(Structured figure records)
■ ■ ■ ■ ■

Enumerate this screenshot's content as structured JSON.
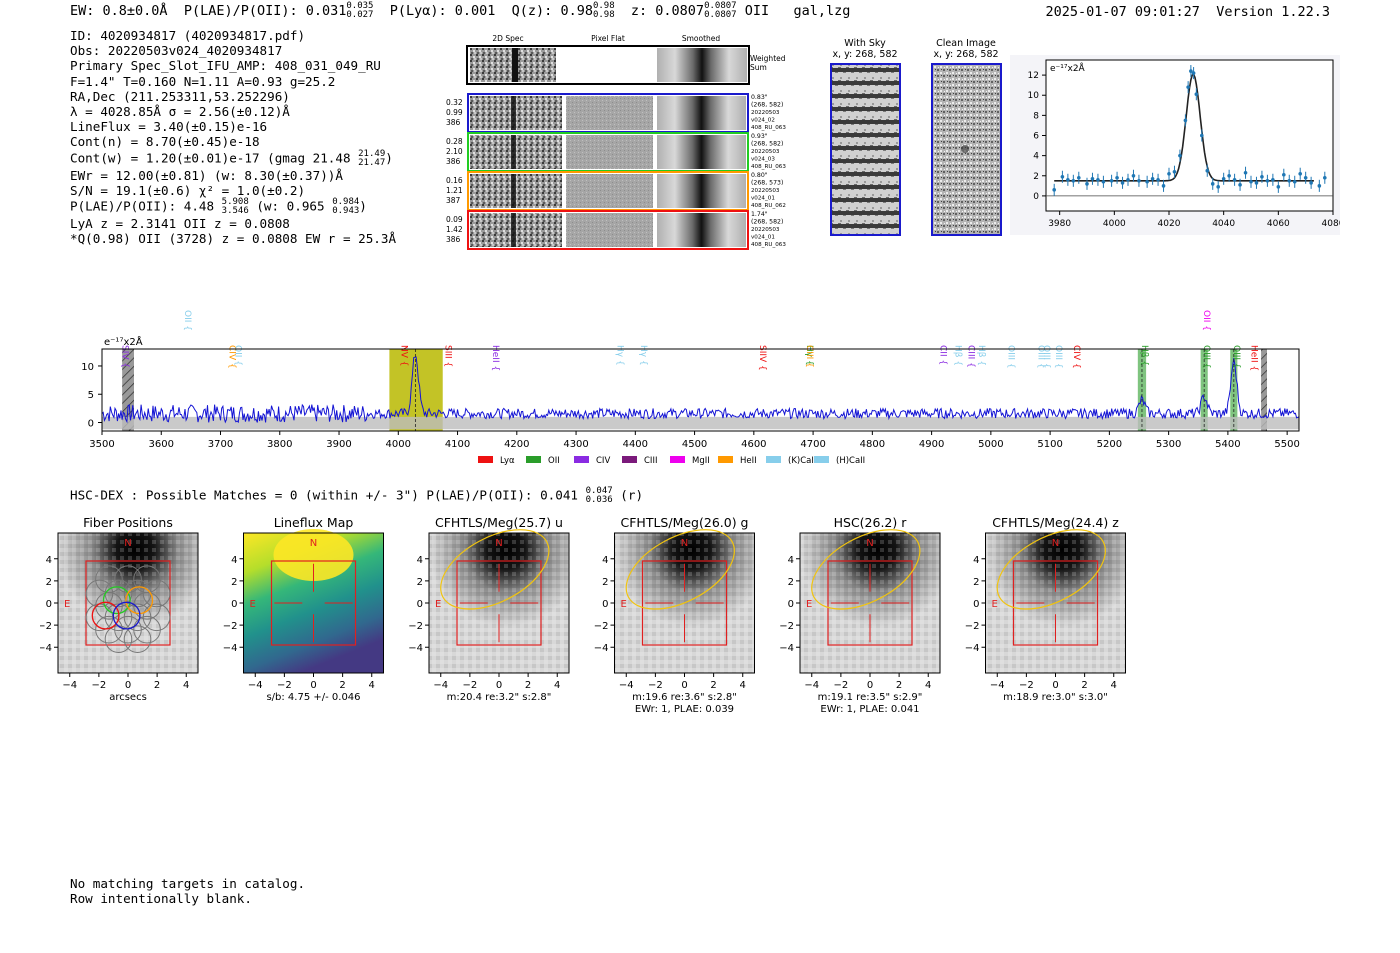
{
  "header": {
    "ew": "EW: 0.8±0.0Å",
    "plae_label": "P(LAE)/P(OII): 0.031",
    "plae_hi": "0.035",
    "plae_lo": "0.027",
    "plya": "P(Lyα): 0.001",
    "qz": "Q(z): 0.98",
    "qz_hi": "0.98",
    "qz_lo": "0.98",
    "z": "z: 0.0807",
    "z_hi": "0.0807",
    "z_lo": "0.0807",
    "z_line": "OII",
    "flags": "gal,lzg",
    "datetime": "2025-01-07 09:01:27",
    "version": "Version 1.22.3"
  },
  "info": {
    "id": "ID: 4020934817 (4020934817.pdf)",
    "obs": "Obs: 20220503v024_4020934817",
    "primary": "Primary Spec_Slot_IFU_AMP: 408_031_049_RU",
    "params": "F=1.4\"  T=0.160  N=1.11  A=0.93  g=25.2",
    "radec": "RA,Dec (211.253311,53.252296)",
    "lambda": "λ = 4028.85Å  σ = 2.56(±0.12)Å",
    "lineflux": "LineFlux = 3.40(±0.15)e-16",
    "contn": "Cont(n) = 8.70(±0.45)e-18",
    "contw": "Cont(w) = 1.20(±0.01)e-17 (gmag 21.48",
    "contw_hi": "21.49",
    "contw_lo": "21.47",
    "ewr": "EWr = 12.00(±0.81) (w: 8.30(±0.37))Å",
    "sn": "S/N = 19.1(±0.6)  χ² = 1.0(±0.2)",
    "plae": "P(LAE)/P(OII): 4.48",
    "plae_hi": "5.908",
    "plae_lo": "3.546",
    "plae_w": "(w: 0.965",
    "plae_w_hi": "0.984",
    "plae_w_lo": "0.943",
    "lya": "LyA z = 2.3141  OII z = 0.0808",
    "q": "*Q(0.98) OII (3728) z = 0.0808  EW r = 25.3Å"
  },
  "cutouts": {
    "col_headers": [
      "2D Spec",
      "Pixel Flat",
      "Smoothed"
    ],
    "weighted_sum": "Weighted Sum",
    "rows": [
      {
        "color": "#1a1acc",
        "left": [
          "0.32",
          "0.99",
          "386"
        ],
        "right": [
          "0.83\"",
          "(268, 582)",
          "20220503",
          "v024_02",
          "408_RU_063"
        ]
      },
      {
        "color": "#22cc22",
        "left": [
          "0.28",
          "2.10",
          "386"
        ],
        "right": [
          "0.93\"",
          "(268, 582)",
          "20220503",
          "v024_03",
          "408_RU_063"
        ]
      },
      {
        "color": "#ff9900",
        "left": [
          "0.16",
          "1.21",
          "387"
        ],
        "right": [
          "0.80\"",
          "(268, 573)",
          "20220503",
          "v024_01",
          "408_RU_062"
        ]
      },
      {
        "color": "#ee1111",
        "left": [
          "0.09",
          "1.42",
          "386"
        ],
        "right": [
          "1.74\"",
          "(268, 582)",
          "20220503",
          "v024_01",
          "408_RU_063"
        ]
      }
    ]
  },
  "sky": {
    "title": "With Sky",
    "coords": "x, y: 268, 582"
  },
  "clean": {
    "title": "Clean Image",
    "coords": "x, y: 268, 582"
  },
  "fit_plot": {
    "chart_data": {
      "type": "line",
      "title": "",
      "ylabel": "e⁻¹⁷x2Å",
      "xlim": [
        3975,
        4080
      ],
      "ylim": [
        -1.5,
        13.5
      ],
      "xticks": [
        3980,
        4000,
        4020,
        4040,
        4060,
        4080
      ],
      "yticks": [
        0,
        2,
        4,
        6,
        8,
        10,
        12
      ],
      "gaussian": {
        "center": 4028.85,
        "sigma": 2.56,
        "peak": 12.1,
        "baseline": 1.5
      },
      "points_x": [
        3978,
        3981,
        3983,
        3985,
        3987,
        3990,
        3992,
        3994,
        3996,
        3999,
        4001,
        4003,
        4005,
        4007,
        4009,
        4012,
        4014,
        4016,
        4018,
        4020,
        4022,
        4024,
        4026,
        4027,
        4028,
        4029,
        4030,
        4032,
        4034,
        4036,
        4038,
        4040,
        4042,
        4044,
        4046,
        4048,
        4050,
        4052,
        4054,
        4056,
        4058,
        4060,
        4062,
        4064,
        4066,
        4068,
        4070,
        4072,
        4075,
        4077
      ],
      "points_y": [
        0.6,
        1.9,
        1.6,
        1.5,
        1.8,
        1.2,
        1.7,
        1.6,
        1.4,
        1.5,
        1.8,
        1.3,
        1.6,
        2.0,
        1.5,
        1.4,
        1.7,
        1.6,
        1.0,
        2.2,
        2.4,
        4.0,
        7.5,
        10.8,
        12.4,
        12.2,
        10.1,
        6.0,
        2.5,
        1.2,
        0.9,
        1.7,
        2.0,
        1.6,
        1.1,
        2.3,
        1.4,
        1.3,
        1.9,
        1.5,
        1.6,
        0.9,
        2.1,
        1.5,
        1.4,
        2.2,
        1.8,
        1.3,
        1.0,
        1.8
      ]
    }
  },
  "spectrum": {
    "chart_data": {
      "type": "line",
      "ylabel": "e⁻¹⁷x2Å",
      "xlim": [
        3500,
        5520
      ],
      "ylim": [
        -1.5,
        13
      ],
      "xticks": [
        3500,
        3600,
        3700,
        3800,
        3900,
        4000,
        4100,
        4200,
        4300,
        4400,
        4500,
        4600,
        4700,
        4800,
        4900,
        5000,
        5100,
        5200,
        5300,
        5400,
        5500
      ],
      "yticks": [
        0,
        5,
        10
      ],
      "highlight_band": [
        3985,
        4075
      ],
      "emission_peaks": [
        {
          "x": 4028.85,
          "height": 12.1,
          "sigma": 2.6
        },
        {
          "x": 5255,
          "height": 4.0,
          "sigma": 2.5
        },
        {
          "x": 5360,
          "height": 4.6,
          "sigma": 2.5
        },
        {
          "x": 5410,
          "height": 10.8,
          "sigma": 2.5
        }
      ],
      "green_bands": [
        [
          5248,
          5262
        ],
        [
          5354,
          5366
        ],
        [
          5404,
          5416
        ]
      ],
      "hatched_bands": [
        [
          3534,
          3554
        ],
        [
          5456,
          5466
        ]
      ],
      "continuum": 1.6,
      "line_labels": [
        {
          "text": "SIV",
          "x": 3535,
          "color": "#8a2be2"
        },
        {
          "text": "OII",
          "x": 3640,
          "color": "#87ceeb"
        },
        {
          "text": "CIV",
          "x": 3715,
          "color": "#ff9900"
        },
        {
          "text": "OII",
          "x": 3725,
          "color": "#87ceeb"
        },
        {
          "text": "NV",
          "x": 4005,
          "color": "#ee1111"
        },
        {
          "text": "SIII",
          "x": 4080,
          "color": "#ee1111"
        },
        {
          "text": "HeII",
          "x": 4160,
          "color": "#8a2be2"
        },
        {
          "text": "Hγ",
          "x": 4370,
          "color": "#87ceeb"
        },
        {
          "text": "Hγ",
          "x": 4410,
          "color": "#87ceeb"
        },
        {
          "text": "SIIV",
          "x": 4610,
          "color": "#ee1111"
        },
        {
          "text": "Hγ",
          "x": 4690,
          "color": "#2a9d2a"
        },
        {
          "text": "CIII",
          "x": 4690,
          "color": "#ff9900"
        },
        {
          "text": "CII",
          "x": 4915,
          "color": "#8a2be2"
        },
        {
          "text": "Hβ",
          "x": 4940,
          "color": "#87ceeb"
        },
        {
          "text": "CIII",
          "x": 4962,
          "color": "#8a2be2"
        },
        {
          "text": "Hβ",
          "x": 4980,
          "color": "#87ceeb"
        },
        {
          "text": "OIII",
          "x": 5030,
          "color": "#87ceeb"
        },
        {
          "text": "OIII",
          "x": 5080,
          "color": "#87ceeb"
        },
        {
          "text": "CIV",
          "x": 5140,
          "color": "#ee1111"
        },
        {
          "text": "OIII",
          "x": 5090,
          "color": "#87ceeb"
        },
        {
          "text": "OIII",
          "x": 5110,
          "color": "#87ceeb"
        },
        {
          "text": "Hβ",
          "x": 5255,
          "color": "#2a9d2a"
        },
        {
          "text": "OII",
          "x": 5360,
          "color": "#ee00ee"
        },
        {
          "text": "OIII",
          "x": 5360,
          "color": "#2a9d2a"
        },
        {
          "text": "OIII",
          "x": 5410,
          "color": "#2a9d2a"
        },
        {
          "text": "HeII",
          "x": 5440,
          "color": "#ee1111"
        }
      ],
      "legend": [
        {
          "label": "Lyα",
          "color": "#ee1111"
        },
        {
          "label": "OII",
          "color": "#2a9d2a"
        },
        {
          "label": "CIV",
          "color": "#8a2be2"
        },
        {
          "label": "CIII",
          "color": "#7b1a7b"
        },
        {
          "label": "MgII",
          "color": "#ee00ee"
        },
        {
          "label": "HeII",
          "color": "#ff9900"
        },
        {
          "label": "(K)CaII",
          "color": "#87ceeb"
        },
        {
          "label": "(H)CaII",
          "color": "#87ceeb"
        }
      ]
    }
  },
  "hsc_line": {
    "text": "HSC-DEX : Possible Matches = 0 (within +/- 3\")  P(LAE)/P(OII): 0.041",
    "hi": "0.047",
    "lo": "0.036",
    "band": "(r)"
  },
  "panels": [
    {
      "title": "Fiber Positions",
      "caption1": "arcsecs",
      "caption2": ""
    },
    {
      "title": "Lineflux Map",
      "caption1": "s/b: 4.75 +/- 0.046",
      "caption2": ""
    },
    {
      "title": "CFHTLS/Meg(25.7) u",
      "caption1": "m:20.4  re:3.2\"  s:2.8\"",
      "caption2": ""
    },
    {
      "title": "CFHTLS/Meg(26.0) g",
      "caption1": "m:19.6  re:3.6\"  s:2.8\"",
      "caption2": "EWr: 1, PLAE: 0.039"
    },
    {
      "title": "HSC(26.2) r",
      "caption1": "m:19.1  re:3.5\"  s:2.9\"",
      "caption2": "EWr: 1, PLAE: 0.041"
    },
    {
      "title": "CFHTLS/Meg(24.4) z",
      "caption1": "m:18.9  re:3.0\"  s:3.0\"",
      "caption2": ""
    }
  ],
  "panel_axes": {
    "ticks": [
      "−4",
      "−2",
      "0",
      "2",
      "4"
    ],
    "n_label": "N",
    "e_label": "E"
  },
  "footer": {
    "line1": "No matching targets in catalog.",
    "line2": "Row intentionally blank."
  }
}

■ ■ ■ ■ ■

**Task goal**.
Lines that hold the word "height" are the ones to return, every one of them.

**Result of this task**.
          "height": 12.1,
          "height": 4.0,
          "height": 4.6,
          "height": 10.8,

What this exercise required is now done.